══ TASK MATERIAL ══

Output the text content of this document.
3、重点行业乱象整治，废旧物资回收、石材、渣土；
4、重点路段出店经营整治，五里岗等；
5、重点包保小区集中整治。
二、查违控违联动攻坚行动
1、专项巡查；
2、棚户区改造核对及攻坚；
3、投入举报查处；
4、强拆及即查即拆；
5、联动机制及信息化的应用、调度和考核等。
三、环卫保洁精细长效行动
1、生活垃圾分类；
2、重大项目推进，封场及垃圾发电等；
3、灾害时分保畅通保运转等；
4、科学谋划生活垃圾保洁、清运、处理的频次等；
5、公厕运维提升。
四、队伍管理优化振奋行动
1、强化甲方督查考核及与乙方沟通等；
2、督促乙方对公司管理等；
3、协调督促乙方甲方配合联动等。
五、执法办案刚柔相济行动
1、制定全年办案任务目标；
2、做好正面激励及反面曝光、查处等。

═══

WRITTEN INSTRUCTION -> Write every entry out again exactly.

FINAL RESULT ->
Output the text content of this document.
3、重点行业乱象整治，废旧物资回收、石材、渣土；
4、重点路段出店经营整治，五里岗等；
5、重点包保小区集中整治。
二、查违控违联动攻坚行动
1、专项巡查；
2、棚户区改造核对及攻坚；
3、投入举报查处；
4、强拆及即查即拆；
5、联动机制及信息化的应用、调度和考核等。
三、环卫保洁精细长效行动
1、生活垃圾分类；
2、重大项目推进，封场及垃圾发电等；
3、灾害时分保畅通保运转等；
4、科学谋划生活垃圾保洁、清运、处理的频次等；
5、公厕运维提升。
四、队伍管理优化振奋行动
1、强化甲方督查考核及与乙方沟通等；
2、督促乙方对公司管理等；
3、协调督促乙方甲方配合联动等。
五、执法办案刚柔相济行动
1、制定全年办案任务目标；
2、做好正面激励及反面曝光、查处等。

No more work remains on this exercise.